### What to do
Reproduce the text on board ethnic diversity and bank reporting quality word for word, in full.

### Text provided
The research problem
We investigate the effect of ethnic diversity on the reporting quality of U.S. banks.
Motivation
Although the representation of ethnic minorities in the U.S. boards has increased recently, only a few studies investigated its effect on the board’s monitoring effectiveness.
The test hypotheses
An ethnically diverse board has a higher monitoring performance in the form of timelier loan loss provision (LLP) recognition.
Target population
The U.S. commercial banking sector covers the period 1996–2017.
Adopted methodology
Our main analysis used a fixed effect estimator. We address endogeneity concerns by using bank-fixed effects, CEO-fixed effects, and employing propensity-score-matched and entropy-balanced samples in additional tests. We use LLP, the main accrual in banks, as our measure for financial reporting quality. Our main independent variables are the ethnic diversity of the board and the ethnic diversity of the audit committee. Our ethnic diversity of the board variable is the percentage of independent non-Caucasian directors on the board.

### Stored entries
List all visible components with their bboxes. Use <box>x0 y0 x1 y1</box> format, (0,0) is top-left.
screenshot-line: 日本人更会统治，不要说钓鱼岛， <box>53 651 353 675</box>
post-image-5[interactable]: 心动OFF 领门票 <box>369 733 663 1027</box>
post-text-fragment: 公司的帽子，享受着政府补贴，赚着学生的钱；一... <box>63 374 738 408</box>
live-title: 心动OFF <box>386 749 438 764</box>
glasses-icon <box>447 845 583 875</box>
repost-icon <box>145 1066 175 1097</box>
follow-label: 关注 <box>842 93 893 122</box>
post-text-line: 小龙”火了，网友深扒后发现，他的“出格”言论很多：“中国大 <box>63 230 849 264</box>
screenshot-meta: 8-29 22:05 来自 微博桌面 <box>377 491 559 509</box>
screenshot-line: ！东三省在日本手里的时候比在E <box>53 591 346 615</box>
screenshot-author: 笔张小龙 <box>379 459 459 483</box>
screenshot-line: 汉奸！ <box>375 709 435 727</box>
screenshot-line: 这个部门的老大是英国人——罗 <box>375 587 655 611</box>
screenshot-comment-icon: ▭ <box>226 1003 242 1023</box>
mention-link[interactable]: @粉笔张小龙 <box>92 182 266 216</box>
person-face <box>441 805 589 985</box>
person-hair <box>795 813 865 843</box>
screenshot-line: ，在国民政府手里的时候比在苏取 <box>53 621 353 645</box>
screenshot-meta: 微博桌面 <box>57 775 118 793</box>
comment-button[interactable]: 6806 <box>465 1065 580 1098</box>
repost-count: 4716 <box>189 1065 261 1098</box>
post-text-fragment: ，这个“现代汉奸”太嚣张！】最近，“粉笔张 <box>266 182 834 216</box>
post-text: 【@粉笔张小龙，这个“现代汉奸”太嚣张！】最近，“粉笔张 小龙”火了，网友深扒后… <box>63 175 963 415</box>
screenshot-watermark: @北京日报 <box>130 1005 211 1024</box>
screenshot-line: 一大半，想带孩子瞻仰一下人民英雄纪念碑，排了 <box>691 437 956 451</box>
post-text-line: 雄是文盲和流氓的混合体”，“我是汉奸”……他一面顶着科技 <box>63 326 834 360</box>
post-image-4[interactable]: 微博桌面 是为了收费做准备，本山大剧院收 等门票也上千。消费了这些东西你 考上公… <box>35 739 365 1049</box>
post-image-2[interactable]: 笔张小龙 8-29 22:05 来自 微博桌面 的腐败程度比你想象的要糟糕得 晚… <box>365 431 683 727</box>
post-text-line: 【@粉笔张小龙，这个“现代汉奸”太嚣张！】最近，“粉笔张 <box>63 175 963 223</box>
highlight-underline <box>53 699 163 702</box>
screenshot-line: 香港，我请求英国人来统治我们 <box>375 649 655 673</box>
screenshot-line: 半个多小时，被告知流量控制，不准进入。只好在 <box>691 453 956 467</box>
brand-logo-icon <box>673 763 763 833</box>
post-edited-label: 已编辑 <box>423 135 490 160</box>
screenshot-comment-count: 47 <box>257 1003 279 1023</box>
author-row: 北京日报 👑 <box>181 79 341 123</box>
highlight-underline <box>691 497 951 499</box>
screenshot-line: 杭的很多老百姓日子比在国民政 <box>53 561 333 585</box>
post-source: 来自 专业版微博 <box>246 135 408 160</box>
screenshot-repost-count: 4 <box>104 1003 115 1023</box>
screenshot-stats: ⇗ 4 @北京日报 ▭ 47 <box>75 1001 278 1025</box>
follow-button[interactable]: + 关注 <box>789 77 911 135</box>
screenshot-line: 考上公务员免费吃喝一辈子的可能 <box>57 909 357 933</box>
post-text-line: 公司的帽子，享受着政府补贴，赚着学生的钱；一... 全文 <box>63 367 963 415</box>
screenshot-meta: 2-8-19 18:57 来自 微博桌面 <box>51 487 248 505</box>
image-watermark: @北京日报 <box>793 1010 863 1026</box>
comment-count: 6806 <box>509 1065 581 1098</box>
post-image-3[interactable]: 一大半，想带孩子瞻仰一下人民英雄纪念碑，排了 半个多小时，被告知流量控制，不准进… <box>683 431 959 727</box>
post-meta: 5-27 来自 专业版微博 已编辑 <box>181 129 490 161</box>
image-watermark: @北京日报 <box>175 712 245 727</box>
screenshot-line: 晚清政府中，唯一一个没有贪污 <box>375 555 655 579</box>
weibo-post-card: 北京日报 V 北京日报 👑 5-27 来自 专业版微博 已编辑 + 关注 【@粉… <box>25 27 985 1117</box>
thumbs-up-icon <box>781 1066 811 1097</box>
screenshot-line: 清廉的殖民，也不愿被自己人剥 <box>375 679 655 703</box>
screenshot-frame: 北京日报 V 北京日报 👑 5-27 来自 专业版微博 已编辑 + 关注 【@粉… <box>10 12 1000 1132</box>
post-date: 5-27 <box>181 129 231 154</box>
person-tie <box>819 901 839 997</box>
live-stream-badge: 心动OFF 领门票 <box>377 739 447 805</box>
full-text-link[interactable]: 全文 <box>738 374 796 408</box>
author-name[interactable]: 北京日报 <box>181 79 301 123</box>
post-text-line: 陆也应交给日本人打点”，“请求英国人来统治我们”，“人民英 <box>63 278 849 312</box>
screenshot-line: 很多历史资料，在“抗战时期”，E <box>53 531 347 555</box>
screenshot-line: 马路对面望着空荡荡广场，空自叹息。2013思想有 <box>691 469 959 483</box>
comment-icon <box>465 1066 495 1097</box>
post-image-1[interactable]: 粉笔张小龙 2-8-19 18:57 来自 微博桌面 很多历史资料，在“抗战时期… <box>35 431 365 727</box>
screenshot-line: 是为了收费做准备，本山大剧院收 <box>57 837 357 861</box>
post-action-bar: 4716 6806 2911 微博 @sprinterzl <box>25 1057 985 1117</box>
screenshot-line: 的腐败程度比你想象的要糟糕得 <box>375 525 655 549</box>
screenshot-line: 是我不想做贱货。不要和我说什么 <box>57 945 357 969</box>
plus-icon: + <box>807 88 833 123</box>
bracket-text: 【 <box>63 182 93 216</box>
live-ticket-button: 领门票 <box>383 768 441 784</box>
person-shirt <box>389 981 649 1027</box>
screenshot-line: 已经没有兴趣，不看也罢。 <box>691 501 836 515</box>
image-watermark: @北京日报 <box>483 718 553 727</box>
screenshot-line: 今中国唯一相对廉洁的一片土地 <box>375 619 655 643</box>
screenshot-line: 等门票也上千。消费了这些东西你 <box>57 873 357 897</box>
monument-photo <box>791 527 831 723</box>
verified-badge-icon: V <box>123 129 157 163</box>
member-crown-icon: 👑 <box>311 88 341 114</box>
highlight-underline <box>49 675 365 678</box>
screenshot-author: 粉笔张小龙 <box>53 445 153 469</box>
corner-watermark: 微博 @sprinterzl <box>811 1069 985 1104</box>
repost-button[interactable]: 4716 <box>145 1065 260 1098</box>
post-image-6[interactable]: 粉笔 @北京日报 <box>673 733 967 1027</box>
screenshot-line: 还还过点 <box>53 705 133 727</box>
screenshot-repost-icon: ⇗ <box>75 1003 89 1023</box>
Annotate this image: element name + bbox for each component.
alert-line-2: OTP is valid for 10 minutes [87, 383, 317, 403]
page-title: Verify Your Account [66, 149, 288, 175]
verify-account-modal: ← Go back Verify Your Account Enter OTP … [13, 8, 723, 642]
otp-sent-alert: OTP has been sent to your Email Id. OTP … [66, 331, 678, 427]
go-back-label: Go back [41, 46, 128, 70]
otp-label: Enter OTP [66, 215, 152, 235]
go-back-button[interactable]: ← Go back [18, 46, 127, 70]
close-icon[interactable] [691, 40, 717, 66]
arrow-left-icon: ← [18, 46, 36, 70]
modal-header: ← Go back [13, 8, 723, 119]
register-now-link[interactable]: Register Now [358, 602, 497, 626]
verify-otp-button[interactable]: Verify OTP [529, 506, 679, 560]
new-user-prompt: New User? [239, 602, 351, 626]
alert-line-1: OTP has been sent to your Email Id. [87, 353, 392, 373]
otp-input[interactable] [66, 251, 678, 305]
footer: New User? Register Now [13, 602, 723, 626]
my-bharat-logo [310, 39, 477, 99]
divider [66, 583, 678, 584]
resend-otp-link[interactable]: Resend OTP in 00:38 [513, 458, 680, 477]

### Answer
The research problem
We investigate the effect of ethnic diversity on the reporting quality of U.S. banks.
Motivation
Although the representation of ethnic minorities in the U.S. boards has increased recently, only a few studies investigated its effect on the board’s monitoring effectiveness.
The test hypotheses
An ethnically diverse board has a higher monitoring performance in the form of timelier loan loss provision (LLP) recognition.
Target population
The U.S. commercial banking sector covers the period 1996–2017.
Adopted methodology
Our main analysis used a fixed effect estimator. We address endogeneity concerns by using bank-fixed effects, CEO-fixed effects, and employing propensity-score-matched and entropy-balanced samples in additional tests. We use LLP, the main accrual in banks, as our measure for financial reporting quality. Our main independent variables are the ethnic diversity of the board and the ethnic diversity of the audit committee. Our ethnic diversity of the board variable is the percentage of independent non-Caucasian directors on the board.